_Records shown_
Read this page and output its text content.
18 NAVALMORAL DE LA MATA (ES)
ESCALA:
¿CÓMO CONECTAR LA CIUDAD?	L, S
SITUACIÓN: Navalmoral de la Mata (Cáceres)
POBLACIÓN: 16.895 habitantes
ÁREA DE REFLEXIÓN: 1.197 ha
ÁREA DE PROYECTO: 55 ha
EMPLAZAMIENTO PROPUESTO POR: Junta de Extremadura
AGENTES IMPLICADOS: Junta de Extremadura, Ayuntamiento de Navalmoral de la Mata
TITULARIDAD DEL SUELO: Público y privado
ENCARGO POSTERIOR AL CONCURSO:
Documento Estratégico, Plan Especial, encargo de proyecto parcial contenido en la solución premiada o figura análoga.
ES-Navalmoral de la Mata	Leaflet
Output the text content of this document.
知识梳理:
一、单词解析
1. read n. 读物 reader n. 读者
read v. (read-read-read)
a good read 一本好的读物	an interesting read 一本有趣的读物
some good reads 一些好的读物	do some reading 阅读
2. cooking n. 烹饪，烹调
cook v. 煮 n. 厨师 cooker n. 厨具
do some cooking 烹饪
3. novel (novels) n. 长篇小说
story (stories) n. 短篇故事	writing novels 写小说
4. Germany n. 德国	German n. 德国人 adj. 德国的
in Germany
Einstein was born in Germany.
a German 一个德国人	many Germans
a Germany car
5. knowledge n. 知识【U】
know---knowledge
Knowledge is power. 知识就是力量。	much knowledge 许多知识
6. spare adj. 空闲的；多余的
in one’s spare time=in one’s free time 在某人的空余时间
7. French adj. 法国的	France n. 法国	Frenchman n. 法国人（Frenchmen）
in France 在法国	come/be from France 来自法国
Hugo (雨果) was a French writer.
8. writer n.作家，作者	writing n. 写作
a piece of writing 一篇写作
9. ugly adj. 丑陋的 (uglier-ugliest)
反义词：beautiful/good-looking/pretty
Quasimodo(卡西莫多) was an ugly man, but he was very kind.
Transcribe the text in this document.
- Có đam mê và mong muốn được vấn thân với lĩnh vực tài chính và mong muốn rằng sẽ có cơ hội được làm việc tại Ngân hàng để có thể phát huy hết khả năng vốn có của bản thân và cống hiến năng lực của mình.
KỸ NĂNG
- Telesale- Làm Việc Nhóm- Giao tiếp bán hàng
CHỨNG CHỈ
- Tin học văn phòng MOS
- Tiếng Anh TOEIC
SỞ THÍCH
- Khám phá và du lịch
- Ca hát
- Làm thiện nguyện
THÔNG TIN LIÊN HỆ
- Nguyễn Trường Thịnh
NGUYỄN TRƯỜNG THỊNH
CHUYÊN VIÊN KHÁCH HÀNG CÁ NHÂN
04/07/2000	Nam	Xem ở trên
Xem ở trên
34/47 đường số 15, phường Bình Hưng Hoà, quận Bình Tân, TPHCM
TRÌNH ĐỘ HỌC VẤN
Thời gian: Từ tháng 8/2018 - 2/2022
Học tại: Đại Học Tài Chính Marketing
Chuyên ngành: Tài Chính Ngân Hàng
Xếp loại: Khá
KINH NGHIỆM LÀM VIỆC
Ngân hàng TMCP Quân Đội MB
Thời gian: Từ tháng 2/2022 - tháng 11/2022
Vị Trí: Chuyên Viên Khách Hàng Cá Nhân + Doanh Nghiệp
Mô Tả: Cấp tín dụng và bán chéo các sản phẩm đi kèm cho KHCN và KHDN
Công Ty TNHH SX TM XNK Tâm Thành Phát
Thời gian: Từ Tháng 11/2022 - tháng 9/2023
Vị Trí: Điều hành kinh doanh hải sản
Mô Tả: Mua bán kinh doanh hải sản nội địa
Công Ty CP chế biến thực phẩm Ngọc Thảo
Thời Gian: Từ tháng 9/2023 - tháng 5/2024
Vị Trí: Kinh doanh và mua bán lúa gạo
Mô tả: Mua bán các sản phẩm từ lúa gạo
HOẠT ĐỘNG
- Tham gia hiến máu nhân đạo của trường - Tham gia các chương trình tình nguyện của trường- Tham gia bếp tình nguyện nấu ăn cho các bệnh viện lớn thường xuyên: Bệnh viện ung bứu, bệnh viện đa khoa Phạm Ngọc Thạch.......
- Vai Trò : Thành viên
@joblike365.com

_Exercise brief_
Print all of the data exactly as it was given.

_Answer below_
Read this page and output its text content.
18 NAVALMORAL DE LA MATA (ES)
ESCALA:
¿CÓMO CONECTAR LA CIUDAD?	L, S
SITUACIÓN: Navalmoral de la Mata (Cáceres)
POBLACIÓN: 16.895 habitantes
ÁREA DE REFLEXIÓN: 1.197 ha
ÁREA DE PROYECTO: 55 ha
EMPLAZAMIENTO PROPUESTO POR: Junta de Extremadura
AGENTES IMPLICADOS: Junta de Extremadura, Ayuntamiento de Navalmoral de la Mata
TITULARIDAD DEL SUELO: Público y privado
ENCARGO POSTERIOR AL CONCURSO:
Documento Estratégico, Plan Especial, encargo de proyecto parcial contenido en la solución premiada o figura análoga.
ES-Navalmoral de la Mata	Leaflet
Output the text content of this document.
知识梳理:
一、单词解析
1. read n. 读物 reader n. 读者
read v. (read-read-read)
a good read 一本好的读物	an interesting read 一本有趣的读物
some good reads 一些好的读物	do some reading 阅读
2. cooking n. 烹饪，烹调
cook v. 煮 n. 厨师 cooker n. 厨具
do some cooking 烹饪
3. novel (novels) n. 长篇小说
story (stories) n. 短篇故事	writing novels 写小说
4. Germany n. 德国	German n. 德国人 adj. 德国的
in Germany
Einstein was born in Germany.
a German 一个德国人	many Germans
a Germany car
5. knowledge n. 知识【U】
know---knowledge
Knowledge is power. 知识就是力量。	much knowledge 许多知识
6. spare adj. 空闲的；多余的
in one’s spare time=in one’s free time 在某人的空余时间
7. French adj. 法国的	France n. 法国	Frenchman n. 法国人（Frenchmen）
in France 在法国	come/be from France 来自法国
Hugo (雨果) was a French writer.
8. writer n.作家，作者	writing n. 写作
a piece of writing 一篇写作
9. ugly adj. 丑陋的 (uglier-ugliest)
反义词：beautiful/good-looking/pretty
Quasimodo(卡西莫多) was an ugly man, but he was very kind.
Transcribe the text in this document.
- Có đam mê và mong muốn được vấn thân với lĩnh vực tài chính và mong muốn rằng sẽ có cơ hội được làm việc tại Ngân hàng để có thể phát huy hết khả năng vốn có của bản thân và cống hiến năng lực của mình.
KỸ NĂNG
- Telesale- Làm Việc Nhóm- Giao tiếp bán hàng
CHỨNG CHỈ
- Tin học văn phòng MOS
- Tiếng Anh TOEIC
SỞ THÍCH
- Khám phá và du lịch
- Ca hát
- Làm thiện nguyện
THÔNG TIN LIÊN HỆ
- Nguyễn Trường Thịnh
NGUYỄN TRƯỜNG THỊNH
CHUYÊN VIÊN KHÁCH HÀNG CÁ NHÂN
04/07/2000	Nam	Xem ở trên
Xem ở trên
34/47 đường số 15, phường Bình Hưng Hoà, quận Bình Tân, TPHCM
TRÌNH ĐỘ HỌC VẤN
Thời gian: Từ tháng 8/2018 - 2/2022
Học tại: Đại Học Tài Chính Marketing
Chuyên ngành: Tài Chính Ngân Hàng
Xếp loại: Khá
KINH NGHIỆM LÀM VIỆC
Ngân hàng TMCP Quân Đội MB
Thời gian: Từ tháng 2/2022 - tháng 11/2022
Vị Trí: Chuyên Viên Khách Hàng Cá Nhân + Doanh Nghiệp
Mô Tả: Cấp tín dụng và bán chéo các sản phẩm đi kèm cho KHCN và KHDN
Công Ty TNHH SX TM XNK Tâm Thành Phát
Thời gian: Từ Tháng 11/2022 - tháng 9/2023
Vị Trí: Điều hành kinh doanh hải sản
Mô Tả: Mua bán kinh doanh hải sản nội địa
Công Ty CP chế biến thực phẩm Ngọc Thảo
Thời Gian: Từ tháng 9/2023 - tháng 5/2024
Vị Trí: Kinh doanh và mua bán lúa gạo
Mô tả: Mua bán các sản phẩm từ lúa gạo
HOẠT ĐỘNG
- Tham gia hiến máu nhân đạo của trường - Tham gia các chương trình tình nguyện của trường- Tham gia bếp tình nguyện nấu ăn cho các bệnh viện lớn thường xuyên: Bệnh viện ung bứu, bệnh viện đa khoa Phạm Ngọc Thạch.......
- Vai Trò : Thành viên
@joblike365.com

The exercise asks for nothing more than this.